EXERCISE GOAL
Retype all the entries word for word, but omit the pictures.

DATASET RECORDS

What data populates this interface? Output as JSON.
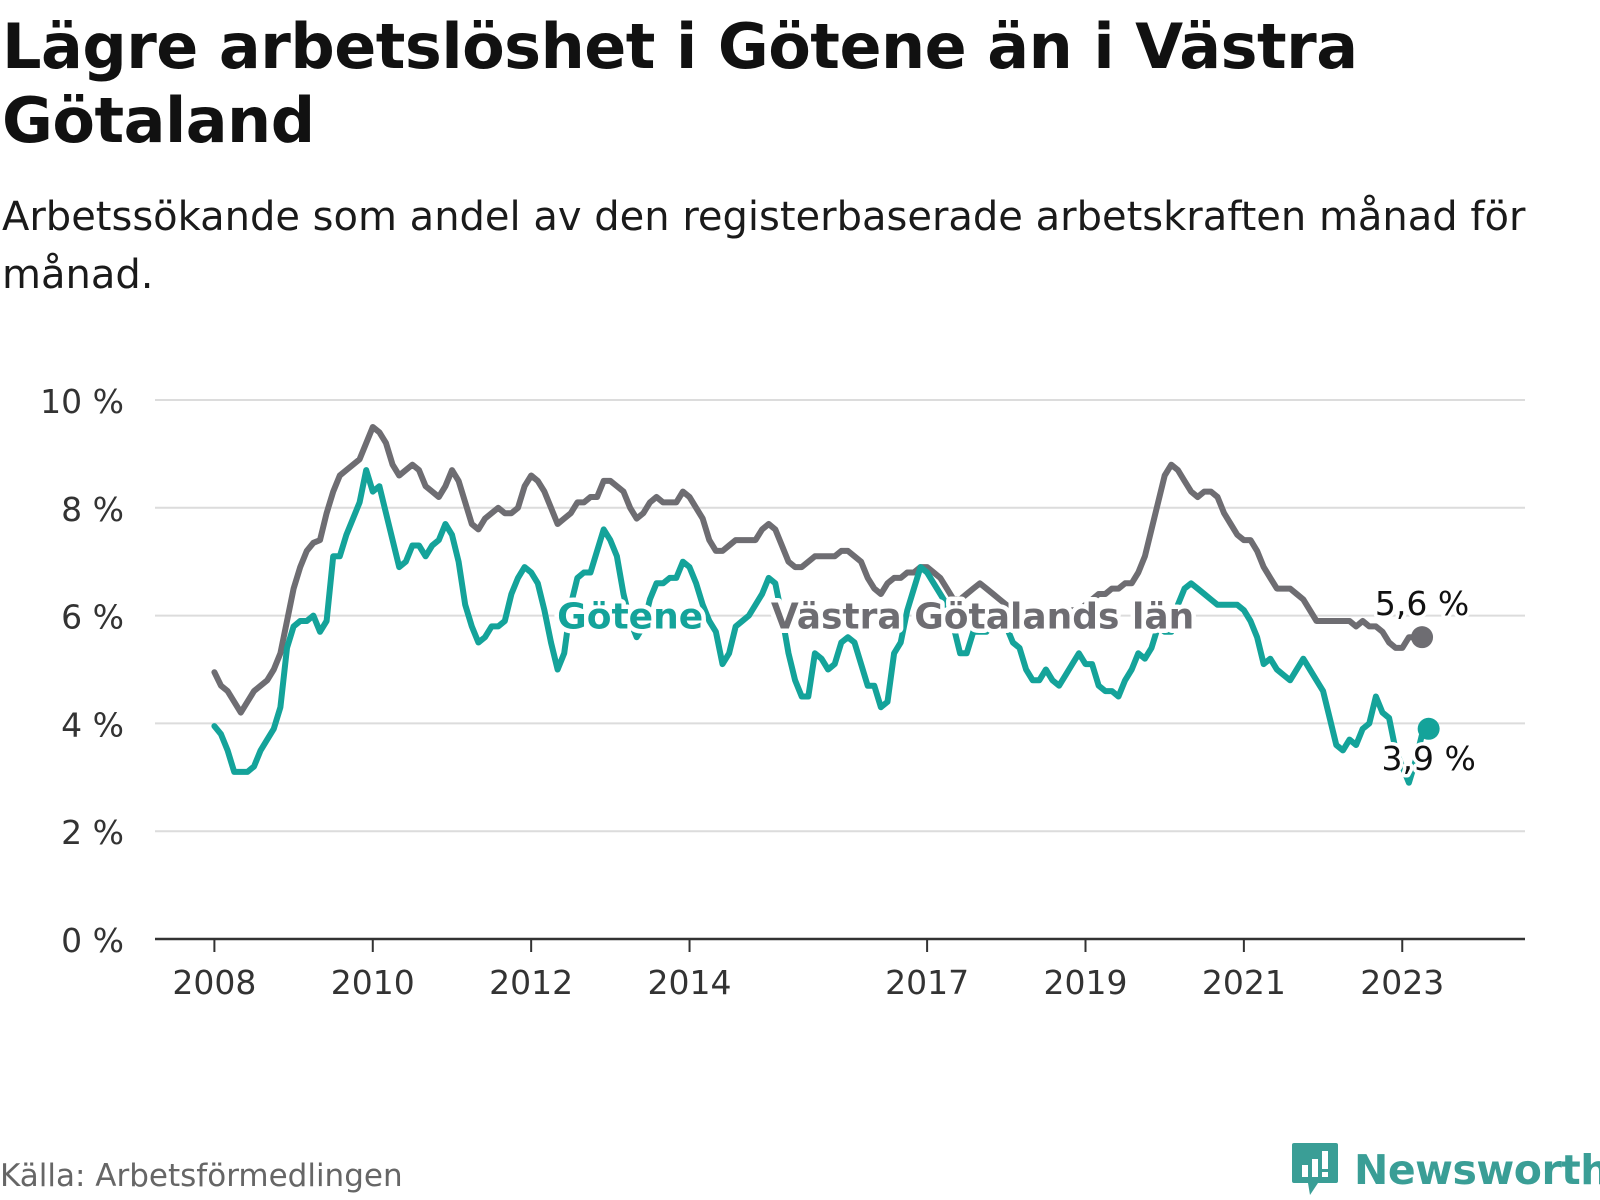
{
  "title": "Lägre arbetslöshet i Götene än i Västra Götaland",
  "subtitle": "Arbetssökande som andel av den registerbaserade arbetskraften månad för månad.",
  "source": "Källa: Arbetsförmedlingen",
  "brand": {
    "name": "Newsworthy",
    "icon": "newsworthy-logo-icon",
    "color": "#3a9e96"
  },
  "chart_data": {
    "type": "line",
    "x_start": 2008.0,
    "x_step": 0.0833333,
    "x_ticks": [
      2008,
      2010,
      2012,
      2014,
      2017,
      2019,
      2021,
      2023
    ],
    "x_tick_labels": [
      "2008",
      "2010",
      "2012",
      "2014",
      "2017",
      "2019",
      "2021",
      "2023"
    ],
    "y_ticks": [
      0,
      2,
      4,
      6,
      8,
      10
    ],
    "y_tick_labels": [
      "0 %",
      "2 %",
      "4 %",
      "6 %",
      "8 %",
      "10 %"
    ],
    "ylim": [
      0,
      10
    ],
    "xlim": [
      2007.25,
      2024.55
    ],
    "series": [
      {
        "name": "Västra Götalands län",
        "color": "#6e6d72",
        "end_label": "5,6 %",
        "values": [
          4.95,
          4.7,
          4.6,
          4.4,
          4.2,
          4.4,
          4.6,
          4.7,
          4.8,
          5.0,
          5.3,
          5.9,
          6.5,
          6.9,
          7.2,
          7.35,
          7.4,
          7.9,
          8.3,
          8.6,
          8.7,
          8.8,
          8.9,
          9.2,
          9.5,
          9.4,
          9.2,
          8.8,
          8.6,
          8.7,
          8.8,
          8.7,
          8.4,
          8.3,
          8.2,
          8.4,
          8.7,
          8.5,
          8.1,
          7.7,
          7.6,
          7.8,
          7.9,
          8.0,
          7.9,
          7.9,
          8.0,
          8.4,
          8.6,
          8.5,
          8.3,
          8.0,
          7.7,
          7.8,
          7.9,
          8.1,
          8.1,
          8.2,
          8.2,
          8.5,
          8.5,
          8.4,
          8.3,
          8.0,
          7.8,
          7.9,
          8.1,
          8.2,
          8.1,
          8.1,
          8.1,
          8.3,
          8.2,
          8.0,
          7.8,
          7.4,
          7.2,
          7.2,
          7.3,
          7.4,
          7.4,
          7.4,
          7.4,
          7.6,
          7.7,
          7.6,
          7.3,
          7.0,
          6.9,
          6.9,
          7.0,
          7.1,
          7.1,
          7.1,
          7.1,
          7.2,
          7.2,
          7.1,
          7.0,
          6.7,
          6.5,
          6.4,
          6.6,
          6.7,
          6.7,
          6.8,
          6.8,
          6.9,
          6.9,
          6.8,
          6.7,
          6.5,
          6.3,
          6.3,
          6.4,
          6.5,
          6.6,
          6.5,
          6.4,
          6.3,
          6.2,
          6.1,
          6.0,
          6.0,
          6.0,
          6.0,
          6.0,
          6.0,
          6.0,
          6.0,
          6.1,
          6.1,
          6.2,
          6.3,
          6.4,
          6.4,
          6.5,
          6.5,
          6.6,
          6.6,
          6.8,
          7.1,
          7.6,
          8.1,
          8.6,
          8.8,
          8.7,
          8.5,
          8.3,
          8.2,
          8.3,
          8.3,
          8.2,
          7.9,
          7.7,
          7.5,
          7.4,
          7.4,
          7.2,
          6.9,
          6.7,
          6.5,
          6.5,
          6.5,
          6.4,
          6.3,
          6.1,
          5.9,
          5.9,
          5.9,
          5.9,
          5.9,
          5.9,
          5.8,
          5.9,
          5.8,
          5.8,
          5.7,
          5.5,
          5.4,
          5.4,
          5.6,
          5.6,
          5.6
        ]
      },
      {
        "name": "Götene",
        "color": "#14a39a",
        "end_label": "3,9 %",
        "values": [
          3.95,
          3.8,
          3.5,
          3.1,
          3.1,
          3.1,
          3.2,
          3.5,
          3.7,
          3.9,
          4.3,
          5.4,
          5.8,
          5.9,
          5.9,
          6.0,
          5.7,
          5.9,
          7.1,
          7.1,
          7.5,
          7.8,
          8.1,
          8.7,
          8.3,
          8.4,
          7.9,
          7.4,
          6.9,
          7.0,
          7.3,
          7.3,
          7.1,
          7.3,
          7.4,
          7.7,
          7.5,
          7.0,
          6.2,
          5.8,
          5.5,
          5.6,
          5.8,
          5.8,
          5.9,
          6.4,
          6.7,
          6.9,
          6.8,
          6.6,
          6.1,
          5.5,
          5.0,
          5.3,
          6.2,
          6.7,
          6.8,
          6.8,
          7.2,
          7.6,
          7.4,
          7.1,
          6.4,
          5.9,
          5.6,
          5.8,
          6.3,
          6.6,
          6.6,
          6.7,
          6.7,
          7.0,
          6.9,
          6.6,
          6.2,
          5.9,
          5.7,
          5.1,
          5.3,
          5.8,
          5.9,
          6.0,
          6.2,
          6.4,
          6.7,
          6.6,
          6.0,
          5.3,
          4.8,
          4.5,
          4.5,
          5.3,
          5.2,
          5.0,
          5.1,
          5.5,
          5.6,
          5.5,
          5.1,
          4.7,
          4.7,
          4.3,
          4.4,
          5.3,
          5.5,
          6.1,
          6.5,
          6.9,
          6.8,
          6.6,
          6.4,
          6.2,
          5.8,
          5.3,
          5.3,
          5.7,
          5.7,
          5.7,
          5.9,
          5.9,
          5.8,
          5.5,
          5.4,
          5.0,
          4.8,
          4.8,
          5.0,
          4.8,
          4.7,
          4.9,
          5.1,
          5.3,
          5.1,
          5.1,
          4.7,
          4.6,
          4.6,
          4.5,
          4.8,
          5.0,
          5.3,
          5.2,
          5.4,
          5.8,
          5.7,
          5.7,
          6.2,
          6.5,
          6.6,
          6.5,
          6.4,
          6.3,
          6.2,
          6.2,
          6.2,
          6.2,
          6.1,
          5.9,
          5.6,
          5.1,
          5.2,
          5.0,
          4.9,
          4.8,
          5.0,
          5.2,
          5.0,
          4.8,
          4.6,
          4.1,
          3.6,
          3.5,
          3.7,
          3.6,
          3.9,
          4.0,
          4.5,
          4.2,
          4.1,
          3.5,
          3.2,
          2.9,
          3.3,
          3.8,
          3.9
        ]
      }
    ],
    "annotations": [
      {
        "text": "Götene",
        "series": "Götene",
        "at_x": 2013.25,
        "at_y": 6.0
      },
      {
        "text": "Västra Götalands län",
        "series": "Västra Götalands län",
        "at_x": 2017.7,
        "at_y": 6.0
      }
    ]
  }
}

FINISHED ANSWER
What data populates this interface? Output as JSON.
{
  "title": "Lägre arbetslöshet i Götene än i Västra Götaland",
  "subtitle": "Arbetssökande som andel av den registerbaserade arbetskraften månad för månad.",
  "source": "Källa: Arbetsförmedlingen",
  "brand": {
    "name": "Newsworthy",
    "icon": "newsworthy-logo-icon",
    "color": "#3a9e96"
  },
  "chart_data": {
    "type": "line",
    "x_start": 2008.0,
    "x_step": 0.0833333,
    "x_ticks": [
      2008,
      2010,
      2012,
      2014,
      2017,
      2019,
      2021,
      2023
    ],
    "x_tick_labels": [
      "2008",
      "2010",
      "2012",
      "2014",
      "2017",
      "2019",
      "2021",
      "2023"
    ],
    "y_ticks": [
      0,
      2,
      4,
      6,
      8,
      10
    ],
    "y_tick_labels": [
      "0 %",
      "2 %",
      "4 %",
      "6 %",
      "8 %",
      "10 %"
    ],
    "ylim": [
      0,
      10
    ],
    "xlim": [
      2007.25,
      2024.55
    ],
    "series": [
      {
        "name": "Västra Götalands län",
        "color": "#6e6d72",
        "end_label": "5,6 %",
        "values": [
          4.95,
          4.7,
          4.6,
          4.4,
          4.2,
          4.4,
          4.6,
          4.7,
          4.8,
          5.0,
          5.3,
          5.9,
          6.5,
          6.9,
          7.2,
          7.35,
          7.4,
          7.9,
          8.3,
          8.6,
          8.7,
          8.8,
          8.9,
          9.2,
          9.5,
          9.4,
          9.2,
          8.8,
          8.6,
          8.7,
          8.8,
          8.7,
          8.4,
          8.3,
          8.2,
          8.4,
          8.7,
          8.5,
          8.1,
          7.7,
          7.6,
          7.8,
          7.9,
          8.0,
          7.9,
          7.9,
          8.0,
          8.4,
          8.6,
          8.5,
          8.3,
          8.0,
          7.7,
          7.8,
          7.9,
          8.1,
          8.1,
          8.2,
          8.2,
          8.5,
          8.5,
          8.4,
          8.3,
          8.0,
          7.8,
          7.9,
          8.1,
          8.2,
          8.1,
          8.1,
          8.1,
          8.3,
          8.2,
          8.0,
          7.8,
          7.4,
          7.2,
          7.2,
          7.3,
          7.4,
          7.4,
          7.4,
          7.4,
          7.6,
          7.7,
          7.6,
          7.3,
          7.0,
          6.9,
          6.9,
          7.0,
          7.1,
          7.1,
          7.1,
          7.1,
          7.2,
          7.2,
          7.1,
          7.0,
          6.7,
          6.5,
          6.4,
          6.6,
          6.7,
          6.7,
          6.8,
          6.8,
          6.9,
          6.9,
          6.8,
          6.7,
          6.5,
          6.3,
          6.3,
          6.4,
          6.5,
          6.6,
          6.5,
          6.4,
          6.3,
          6.2,
          6.1,
          6.0,
          6.0,
          6.0,
          6.0,
          6.0,
          6.0,
          6.0,
          6.0,
          6.1,
          6.1,
          6.2,
          6.3,
          6.4,
          6.4,
          6.5,
          6.5,
          6.6,
          6.6,
          6.8,
          7.1,
          7.6,
          8.1,
          8.6,
          8.8,
          8.7,
          8.5,
          8.3,
          8.2,
          8.3,
          8.3,
          8.2,
          7.9,
          7.7,
          7.5,
          7.4,
          7.4,
          7.2,
          6.9,
          6.7,
          6.5,
          6.5,
          6.5,
          6.4,
          6.3,
          6.1,
          5.9,
          5.9,
          5.9,
          5.9,
          5.9,
          5.9,
          5.8,
          5.9,
          5.8,
          5.8,
          5.7,
          5.5,
          5.4,
          5.4,
          5.6,
          5.6,
          5.6
        ]
      },
      {
        "name": "Götene",
        "color": "#14a39a",
        "end_label": "3,9 %",
        "values": [
          3.95,
          3.8,
          3.5,
          3.1,
          3.1,
          3.1,
          3.2,
          3.5,
          3.7,
          3.9,
          4.3,
          5.4,
          5.8,
          5.9,
          5.9,
          6.0,
          5.7,
          5.9,
          7.1,
          7.1,
          7.5,
          7.8,
          8.1,
          8.7,
          8.3,
          8.4,
          7.9,
          7.4,
          6.9,
          7.0,
          7.3,
          7.3,
          7.1,
          7.3,
          7.4,
          7.7,
          7.5,
          7.0,
          6.2,
          5.8,
          5.5,
          5.6,
          5.8,
          5.8,
          5.9,
          6.4,
          6.7,
          6.9,
          6.8,
          6.6,
          6.1,
          5.5,
          5.0,
          5.3,
          6.2,
          6.7,
          6.8,
          6.8,
          7.2,
          7.6,
          7.4,
          7.1,
          6.4,
          5.9,
          5.6,
          5.8,
          6.3,
          6.6,
          6.6,
          6.7,
          6.7,
          7.0,
          6.9,
          6.6,
          6.2,
          5.9,
          5.7,
          5.1,
          5.3,
          5.8,
          5.9,
          6.0,
          6.2,
          6.4,
          6.7,
          6.6,
          6.0,
          5.3,
          4.8,
          4.5,
          4.5,
          5.3,
          5.2,
          5.0,
          5.1,
          5.5,
          5.6,
          5.5,
          5.1,
          4.7,
          4.7,
          4.3,
          4.4,
          5.3,
          5.5,
          6.1,
          6.5,
          6.9,
          6.8,
          6.6,
          6.4,
          6.2,
          5.8,
          5.3,
          5.3,
          5.7,
          5.7,
          5.7,
          5.9,
          5.9,
          5.8,
          5.5,
          5.4,
          5.0,
          4.8,
          4.8,
          5.0,
          4.8,
          4.7,
          4.9,
          5.1,
          5.3,
          5.1,
          5.1,
          4.7,
          4.6,
          4.6,
          4.5,
          4.8,
          5.0,
          5.3,
          5.2,
          5.4,
          5.8,
          5.7,
          5.7,
          6.2,
          6.5,
          6.6,
          6.5,
          6.4,
          6.3,
          6.2,
          6.2,
          6.2,
          6.2,
          6.1,
          5.9,
          5.6,
          5.1,
          5.2,
          5.0,
          4.9,
          4.8,
          5.0,
          5.2,
          5.0,
          4.8,
          4.6,
          4.1,
          3.6,
          3.5,
          3.7,
          3.6,
          3.9,
          4.0,
          4.5,
          4.2,
          4.1,
          3.5,
          3.2,
          2.9,
          3.3,
          3.8,
          3.9
        ]
      }
    ],
    "annotations": [
      {
        "text": "Götene",
        "series": "Götene",
        "at_x": 2013.25,
        "at_y": 6.0
      },
      {
        "text": "Västra Götalands län",
        "series": "Västra Götalands län",
        "at_x": 2017.7,
        "at_y": 6.0
      }
    ]
  }
}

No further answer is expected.